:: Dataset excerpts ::
>> Begin

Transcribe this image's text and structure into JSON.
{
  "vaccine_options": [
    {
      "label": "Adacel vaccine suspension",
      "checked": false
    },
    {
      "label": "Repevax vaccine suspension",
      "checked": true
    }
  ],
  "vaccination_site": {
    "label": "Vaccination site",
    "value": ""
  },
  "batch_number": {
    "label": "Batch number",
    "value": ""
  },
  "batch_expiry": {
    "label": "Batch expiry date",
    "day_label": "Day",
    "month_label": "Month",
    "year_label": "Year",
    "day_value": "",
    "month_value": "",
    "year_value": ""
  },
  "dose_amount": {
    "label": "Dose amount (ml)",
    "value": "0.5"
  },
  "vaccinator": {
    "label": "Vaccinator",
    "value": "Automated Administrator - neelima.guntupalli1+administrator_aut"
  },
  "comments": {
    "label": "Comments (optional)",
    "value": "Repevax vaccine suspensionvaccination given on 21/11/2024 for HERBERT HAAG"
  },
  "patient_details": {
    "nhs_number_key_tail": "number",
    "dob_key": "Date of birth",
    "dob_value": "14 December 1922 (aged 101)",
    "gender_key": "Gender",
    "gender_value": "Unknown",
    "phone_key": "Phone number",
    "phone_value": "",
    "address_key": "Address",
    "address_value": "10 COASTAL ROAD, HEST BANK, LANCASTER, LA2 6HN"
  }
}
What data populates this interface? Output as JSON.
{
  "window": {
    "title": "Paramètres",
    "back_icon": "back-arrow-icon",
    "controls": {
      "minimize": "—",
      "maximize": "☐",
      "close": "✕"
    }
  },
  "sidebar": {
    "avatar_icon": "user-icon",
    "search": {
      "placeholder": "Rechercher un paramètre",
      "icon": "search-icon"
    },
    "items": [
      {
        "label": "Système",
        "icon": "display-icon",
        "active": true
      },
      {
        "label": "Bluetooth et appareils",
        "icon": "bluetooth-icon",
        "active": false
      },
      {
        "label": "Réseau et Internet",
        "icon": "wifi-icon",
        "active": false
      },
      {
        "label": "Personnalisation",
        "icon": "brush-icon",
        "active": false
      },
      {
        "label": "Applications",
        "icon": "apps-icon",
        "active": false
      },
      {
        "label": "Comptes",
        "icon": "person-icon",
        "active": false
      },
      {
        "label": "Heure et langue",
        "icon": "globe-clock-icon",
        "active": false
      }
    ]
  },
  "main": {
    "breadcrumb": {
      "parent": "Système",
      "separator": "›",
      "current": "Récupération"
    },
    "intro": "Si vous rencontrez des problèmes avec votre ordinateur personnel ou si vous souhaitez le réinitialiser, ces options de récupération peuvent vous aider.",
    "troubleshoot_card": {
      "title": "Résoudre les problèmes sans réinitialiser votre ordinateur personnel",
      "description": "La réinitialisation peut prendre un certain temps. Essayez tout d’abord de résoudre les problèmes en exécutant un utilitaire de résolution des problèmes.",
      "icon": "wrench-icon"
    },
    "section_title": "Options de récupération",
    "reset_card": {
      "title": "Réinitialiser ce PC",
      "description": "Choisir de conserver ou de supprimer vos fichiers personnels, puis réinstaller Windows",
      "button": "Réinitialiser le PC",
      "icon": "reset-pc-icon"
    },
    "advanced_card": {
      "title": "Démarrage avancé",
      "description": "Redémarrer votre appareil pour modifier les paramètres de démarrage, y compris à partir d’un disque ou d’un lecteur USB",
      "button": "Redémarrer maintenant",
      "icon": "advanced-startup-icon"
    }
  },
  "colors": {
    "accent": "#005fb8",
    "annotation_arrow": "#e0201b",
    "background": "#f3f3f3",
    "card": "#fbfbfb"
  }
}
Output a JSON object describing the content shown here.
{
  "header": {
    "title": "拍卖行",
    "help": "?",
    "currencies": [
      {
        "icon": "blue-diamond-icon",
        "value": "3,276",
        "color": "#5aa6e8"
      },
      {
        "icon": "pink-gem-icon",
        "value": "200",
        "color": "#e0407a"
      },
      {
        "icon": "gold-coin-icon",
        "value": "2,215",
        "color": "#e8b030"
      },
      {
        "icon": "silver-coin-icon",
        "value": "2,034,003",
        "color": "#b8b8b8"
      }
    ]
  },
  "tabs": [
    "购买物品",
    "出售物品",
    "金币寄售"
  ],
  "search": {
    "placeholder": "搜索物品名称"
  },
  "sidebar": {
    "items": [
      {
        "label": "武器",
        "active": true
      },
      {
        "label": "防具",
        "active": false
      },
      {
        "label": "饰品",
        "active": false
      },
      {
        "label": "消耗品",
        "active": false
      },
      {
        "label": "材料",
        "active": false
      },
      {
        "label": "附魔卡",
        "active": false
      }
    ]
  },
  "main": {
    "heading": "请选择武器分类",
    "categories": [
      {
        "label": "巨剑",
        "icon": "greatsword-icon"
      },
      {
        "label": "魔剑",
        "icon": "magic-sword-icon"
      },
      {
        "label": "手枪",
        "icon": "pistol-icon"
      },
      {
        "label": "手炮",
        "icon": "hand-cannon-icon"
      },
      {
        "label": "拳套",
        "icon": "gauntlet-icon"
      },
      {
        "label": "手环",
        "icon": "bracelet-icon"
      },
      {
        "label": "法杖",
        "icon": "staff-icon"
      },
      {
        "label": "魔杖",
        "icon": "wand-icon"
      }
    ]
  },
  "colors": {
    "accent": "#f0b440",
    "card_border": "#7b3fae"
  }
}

>> End

:: TASK DETAILS ::
From the listing above, return each line with the word "button".

:: WRITTEN SOLUTION ::
      "button": "Réinitialiser le PC",
      "button": "Redémarrer maintenant",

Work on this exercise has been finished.